# Dataset extract start
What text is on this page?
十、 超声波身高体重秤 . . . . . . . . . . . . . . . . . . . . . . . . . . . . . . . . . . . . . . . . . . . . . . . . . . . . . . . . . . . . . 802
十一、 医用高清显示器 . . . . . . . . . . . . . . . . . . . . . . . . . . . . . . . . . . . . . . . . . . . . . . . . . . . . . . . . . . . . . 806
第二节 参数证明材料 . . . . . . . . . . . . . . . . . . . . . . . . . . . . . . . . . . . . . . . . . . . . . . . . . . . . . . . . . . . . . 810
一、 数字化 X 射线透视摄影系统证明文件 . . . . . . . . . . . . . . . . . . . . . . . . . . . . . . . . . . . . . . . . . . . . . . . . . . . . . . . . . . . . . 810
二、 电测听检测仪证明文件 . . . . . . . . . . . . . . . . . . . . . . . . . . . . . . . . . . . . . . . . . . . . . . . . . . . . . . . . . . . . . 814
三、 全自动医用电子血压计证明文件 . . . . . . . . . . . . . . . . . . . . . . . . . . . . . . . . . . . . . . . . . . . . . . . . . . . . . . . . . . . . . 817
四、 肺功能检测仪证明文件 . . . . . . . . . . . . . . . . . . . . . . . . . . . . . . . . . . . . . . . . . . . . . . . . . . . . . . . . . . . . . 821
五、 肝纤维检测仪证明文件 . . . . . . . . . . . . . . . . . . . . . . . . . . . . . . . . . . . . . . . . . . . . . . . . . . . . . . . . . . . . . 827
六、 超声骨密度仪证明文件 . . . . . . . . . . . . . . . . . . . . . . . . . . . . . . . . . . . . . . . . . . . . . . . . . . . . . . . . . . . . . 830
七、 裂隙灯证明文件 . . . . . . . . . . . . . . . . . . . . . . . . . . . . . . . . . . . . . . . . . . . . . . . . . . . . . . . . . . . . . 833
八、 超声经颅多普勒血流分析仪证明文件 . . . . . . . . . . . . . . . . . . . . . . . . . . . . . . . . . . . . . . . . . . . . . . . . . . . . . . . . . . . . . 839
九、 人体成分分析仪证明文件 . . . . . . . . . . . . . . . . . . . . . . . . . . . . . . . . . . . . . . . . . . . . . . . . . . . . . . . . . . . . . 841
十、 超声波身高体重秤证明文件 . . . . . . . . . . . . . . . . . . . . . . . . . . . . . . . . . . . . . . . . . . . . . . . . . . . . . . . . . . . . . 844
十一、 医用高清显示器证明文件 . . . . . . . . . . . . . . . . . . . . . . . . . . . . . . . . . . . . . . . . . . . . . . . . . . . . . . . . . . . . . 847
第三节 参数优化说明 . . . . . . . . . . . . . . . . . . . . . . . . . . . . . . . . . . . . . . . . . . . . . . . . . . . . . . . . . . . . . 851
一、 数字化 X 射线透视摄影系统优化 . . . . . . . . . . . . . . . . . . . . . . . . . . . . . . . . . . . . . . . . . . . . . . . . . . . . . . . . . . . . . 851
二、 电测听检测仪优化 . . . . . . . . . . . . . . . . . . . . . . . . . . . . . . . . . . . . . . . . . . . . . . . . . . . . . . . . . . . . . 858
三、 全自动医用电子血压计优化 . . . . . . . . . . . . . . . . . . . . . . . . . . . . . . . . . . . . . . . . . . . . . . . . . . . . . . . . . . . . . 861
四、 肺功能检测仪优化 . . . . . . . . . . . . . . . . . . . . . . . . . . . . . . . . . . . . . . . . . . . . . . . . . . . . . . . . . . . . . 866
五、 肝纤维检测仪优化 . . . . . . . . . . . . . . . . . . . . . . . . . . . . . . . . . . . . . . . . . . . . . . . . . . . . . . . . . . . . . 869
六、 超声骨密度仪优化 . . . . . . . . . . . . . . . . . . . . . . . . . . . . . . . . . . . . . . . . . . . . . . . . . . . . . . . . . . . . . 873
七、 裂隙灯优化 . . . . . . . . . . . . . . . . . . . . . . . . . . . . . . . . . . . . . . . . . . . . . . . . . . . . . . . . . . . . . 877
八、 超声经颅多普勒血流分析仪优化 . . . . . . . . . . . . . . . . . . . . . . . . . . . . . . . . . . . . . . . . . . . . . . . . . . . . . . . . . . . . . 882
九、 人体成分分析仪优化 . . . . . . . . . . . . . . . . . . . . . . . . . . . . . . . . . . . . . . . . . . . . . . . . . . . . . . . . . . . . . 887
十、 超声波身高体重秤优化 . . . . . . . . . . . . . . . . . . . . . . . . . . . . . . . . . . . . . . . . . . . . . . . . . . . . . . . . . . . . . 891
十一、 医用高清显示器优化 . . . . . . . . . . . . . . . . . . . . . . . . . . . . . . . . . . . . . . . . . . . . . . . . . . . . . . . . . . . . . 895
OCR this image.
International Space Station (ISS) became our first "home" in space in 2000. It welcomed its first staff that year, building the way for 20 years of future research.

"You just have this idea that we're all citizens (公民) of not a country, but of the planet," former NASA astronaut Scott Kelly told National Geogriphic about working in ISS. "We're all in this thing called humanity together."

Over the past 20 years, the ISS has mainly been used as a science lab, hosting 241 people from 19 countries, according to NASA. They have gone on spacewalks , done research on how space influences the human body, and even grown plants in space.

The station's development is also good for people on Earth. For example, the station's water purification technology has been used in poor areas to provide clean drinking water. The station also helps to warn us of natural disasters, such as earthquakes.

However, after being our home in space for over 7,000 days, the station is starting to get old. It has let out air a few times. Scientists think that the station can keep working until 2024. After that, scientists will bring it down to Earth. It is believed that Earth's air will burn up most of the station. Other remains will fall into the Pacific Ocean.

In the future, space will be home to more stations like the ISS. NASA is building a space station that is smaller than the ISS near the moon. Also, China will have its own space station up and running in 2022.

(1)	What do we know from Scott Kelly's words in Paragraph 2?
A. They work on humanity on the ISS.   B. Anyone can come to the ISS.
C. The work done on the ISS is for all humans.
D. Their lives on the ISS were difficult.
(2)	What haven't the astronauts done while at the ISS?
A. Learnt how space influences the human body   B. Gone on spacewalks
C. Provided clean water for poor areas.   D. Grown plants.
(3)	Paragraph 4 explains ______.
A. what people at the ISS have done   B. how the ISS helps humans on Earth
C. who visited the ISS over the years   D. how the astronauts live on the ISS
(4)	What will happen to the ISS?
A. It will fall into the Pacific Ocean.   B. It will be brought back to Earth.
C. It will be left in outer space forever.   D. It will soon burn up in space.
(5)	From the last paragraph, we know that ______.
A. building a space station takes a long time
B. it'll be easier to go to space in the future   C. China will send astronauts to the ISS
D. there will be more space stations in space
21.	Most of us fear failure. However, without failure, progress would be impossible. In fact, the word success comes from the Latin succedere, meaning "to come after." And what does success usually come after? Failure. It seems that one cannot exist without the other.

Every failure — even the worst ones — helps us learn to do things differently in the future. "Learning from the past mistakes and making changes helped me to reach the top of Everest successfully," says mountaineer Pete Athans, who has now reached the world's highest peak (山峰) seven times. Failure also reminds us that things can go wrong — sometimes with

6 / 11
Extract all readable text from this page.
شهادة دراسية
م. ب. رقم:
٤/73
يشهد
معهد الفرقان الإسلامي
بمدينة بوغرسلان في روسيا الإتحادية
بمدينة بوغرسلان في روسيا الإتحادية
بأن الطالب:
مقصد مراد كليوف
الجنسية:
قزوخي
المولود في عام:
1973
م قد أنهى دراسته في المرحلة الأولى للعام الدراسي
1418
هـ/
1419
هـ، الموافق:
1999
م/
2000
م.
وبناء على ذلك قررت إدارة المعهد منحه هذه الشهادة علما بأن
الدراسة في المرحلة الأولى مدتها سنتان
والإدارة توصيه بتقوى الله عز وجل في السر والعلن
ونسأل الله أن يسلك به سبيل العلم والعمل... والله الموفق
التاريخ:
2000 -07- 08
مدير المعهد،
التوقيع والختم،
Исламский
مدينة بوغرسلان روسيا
# Dataset extract end
_What is expected:_
Retype all the material above precisely, with no line left out.

_Exercise solution:_
What text is on this page?
十、 超声波身高体重秤 . . . . . . . . . . . . . . . . . . . . . . . . . . . . . . . . . . . . . . . . . . . . . . . . . . . . . . . . . . . . . 802
十一、 医用高清显示器 . . . . . . . . . . . . . . . . . . . . . . . . . . . . . . . . . . . . . . . . . . . . . . . . . . . . . . . . . . . . . 806
第二节 参数证明材料 . . . . . . . . . . . . . . . . . . . . . . . . . . . . . . . . . . . . . . . . . . . . . . . . . . . . . . . . . . . . . 810
一、 数字化 X 射线透视摄影系统证明文件 . . . . . . . . . . . . . . . . . . . . . . . . . . . . . . . . . . . . . . . . . . . . . . . . . . . . . . . . . . . . . 810
二、 电测听检测仪证明文件 . . . . . . . . . . . . . . . . . . . . . . . . . . . . . . . . . . . . . . . . . . . . . . . . . . . . . . . . . . . . . 814
三、 全自动医用电子血压计证明文件 . . . . . . . . . . . . . . . . . . . . . . . . . . . . . . . . . . . . . . . . . . . . . . . . . . . . . . . . . . . . . 817
四、 肺功能检测仪证明文件 . . . . . . . . . . . . . . . . . . . . . . . . . . . . . . . . . . . . . . . . . . . . . . . . . . . . . . . . . . . . . 821
五、 肝纤维检测仪证明文件 . . . . . . . . . . . . . . . . . . . . . . . . . . . . . . . . . . . . . . . . . . . . . . . . . . . . . . . . . . . . . 827
六、 超声骨密度仪证明文件 . . . . . . . . . . . . . . . . . . . . . . . . . . . . . . . . . . . . . . . . . . . . . . . . . . . . . . . . . . . . . 830
七、 裂隙灯证明文件 . . . . . . . . . . . . . . . . . . . . . . . . . . . . . . . . . . . . . . . . . . . . . . . . . . . . . . . . . . . . . 833
八、 超声经颅多普勒血流分析仪证明文件 . . . . . . . . . . . . . . . . . . . . . . . . . . . . . . . . . . . . . . . . . . . . . . . . . . . . . . . . . . . . . 839
九、 人体成分分析仪证明文件 . . . . . . . . . . . . . . . . . . . . . . . . . . . . . . . . . . . . . . . . . . . . . . . . . . . . . . . . . . . . . 841
十、 超声波身高体重秤证明文件 . . . . . . . . . . . . . . . . . . . . . . . . . . . . . . . . . . . . . . . . . . . . . . . . . . . . . . . . . . . . . 844
十一、 医用高清显示器证明文件 . . . . . . . . . . . . . . . . . . . . . . . . . . . . . . . . . . . . . . . . . . . . . . . . . . . . . . . . . . . . . 847
第三节 参数优化说明 . . . . . . . . . . . . . . . . . . . . . . . . . . . . . . . . . . . . . . . . . . . . . . . . . . . . . . . . . . . . . 851
一、 数字化 X 射线透视摄影系统优化 . . . . . . . . . . . . . . . . . . . . . . . . . . . . . . . . . . . . . . . . . . . . . . . . . . . . . . . . . . . . . 851
二、 电测听检测仪优化 . . . . . . . . . . . . . . . . . . . . . . . . . . . . . . . . . . . . . . . . . . . . . . . . . . . . . . . . . . . . . 858
三、 全自动医用电子血压计优化 . . . . . . . . . . . . . . . . . . . . . . . . . . . . . . . . . . . . . . . . . . . . . . . . . . . . . . . . . . . . . 861
四、 肺功能检测仪优化 . . . . . . . . . . . . . . . . . . . . . . . . . . . . . . . . . . . . . . . . . . . . . . . . . . . . . . . . . . . . . 866
五、 肝纤维检测仪优化 . . . . . . . . . . . . . . . . . . . . . . . . . . . . . . . . . . . . . . . . . . . . . . . . . . . . . . . . . . . . . 869
六、 超声骨密度仪优化 . . . . . . . . . . . . . . . . . . . . . . . . . . . . . . . . . . . . . . . . . . . . . . . . . . . . . . . . . . . . . 873
七、 裂隙灯优化 . . . . . . . . . . . . . . . . . . . . . . . . . . . . . . . . . . . . . . . . . . . . . . . . . . . . . . . . . . . . . 877
八、 超声经颅多普勒血流分析仪优化 . . . . . . . . . . . . . . . . . . . . . . . . . . . . . . . . . . . . . . . . . . . . . . . . . . . . . . . . . . . . . 882
九、 人体成分分析仪优化 . . . . . . . . . . . . . . . . . . . . . . . . . . . . . . . . . . . . . . . . . . . . . . . . . . . . . . . . . . . . . 887
十、 超声波身高体重秤优化 . . . . . . . . . . . . . . . . . . . . . . . . . . . . . . . . . . . . . . . . . . . . . . . . . . . . . . . . . . . . . 891
十一、 医用高清显示器优化 . . . . . . . . . . . . . . . . . . . . . . . . . . . . . . . . . . . . . . . . . . . . . . . . . . . . . . . . . . . . . 895
OCR this image.
International Space Station (ISS) became our first "home" in space in 2000. It welcomed its first staff that year, building the way for 20 years of future research.

"You just have this idea that we're all citizens (公民) of not a country, but of the planet," former NASA astronaut Scott Kelly told National Geogriphic about working in ISS. "We're all in this thing called humanity together."

Over the past 20 years, the ISS has mainly been used as a science lab, hosting 241 people from 19 countries, according to NASA. They have gone on spacewalks , done research on how space influences the human body, and even grown plants in space.

The station's development is also good for people on Earth. For example, the station's water purification technology has been used in poor areas to provide clean drinking water. The station also helps to warn us of natural disasters, such as earthquakes.

However, after being our home in space for over 7,000 days, the station is starting to get old. It has let out air a few times. Scientists think that the station can keep working until 2024. After that, scientists will bring it down to Earth. It is believed that Earth's air will burn up most of the station. Other remains will fall into the Pacific Ocean.

In the future, space will be home to more stations like the ISS. NASA is building a space station that is smaller than the ISS near the moon. Also, China will have its own space station up and running in 2022.

(1)	What do we know from Scott Kelly's words in Paragraph 2?
A. They work on humanity on the ISS.   B. Anyone can come to the ISS.
C. The work done on the ISS is for all humans.
D. Their lives on the ISS were difficult.
(2)	What haven't the astronauts done while at the ISS?
A. Learnt how space influences the human body   B. Gone on spacewalks
C. Provided clean water for poor areas.   D. Grown plants.
(3)	Paragraph 4 explains ______.
A. what people at the ISS have done   B. how the ISS helps humans on Earth
C. who visited the ISS over the years   D. how the astronauts live on the ISS
(4)	What will happen to the ISS?
A. It will fall into the Pacific Ocean.   B. It will be brought back to Earth.
C. It will be left in outer space forever.   D. It will soon burn up in space.
(5)	From the last paragraph, we know that ______.
A. building a space station takes a long time
B. it'll be easier to go to space in the future   C. China will send astronauts to the ISS
D. there will be more space stations in space
21.	Most of us fear failure. However, without failure, progress would be impossible. In fact, the word success comes from the Latin succedere, meaning "to come after." And what does success usually come after? Failure. It seems that one cannot exist without the other.

Every failure — even the worst ones — helps us learn to do things differently in the future. "Learning from the past mistakes and making changes helped me to reach the top of Everest successfully," says mountaineer Pete Athans, who has now reached the world's highest peak (山峰) seven times. Failure also reminds us that things can go wrong — sometimes with

6 / 11
Extract all readable text from this page.
شهادة دراسية
م. ب. رقم:
٤/73
يشهد
معهد الفرقان الإسلامي
بمدينة بوغرسلان في روسيا الإتحادية
بمدينة بوغرسلان في روسيا الإتحادية
بأن الطالب:
مقصد مراد كليوف
الجنسية:
قزوخي
المولود في عام:
1973
م قد أنهى دراسته في المرحلة الأولى للعام الدراسي
1418
هـ/
1419
هـ، الموافق:
1999
م/
2000
م.
وبناء على ذلك قررت إدارة المعهد منحه هذه الشهادة علما بأن
الدراسة في المرحلة الأولى مدتها سنتان
والإدارة توصيه بتقوى الله عز وجل في السر والعلن
ونسأل الله أن يسلك به سبيل العلم والعمل... والله الموفق
التاريخ:
2000 -07- 08
مدير المعهد،
التوقيع والختم،
Исламский
مدينة بوغرسلان روسيا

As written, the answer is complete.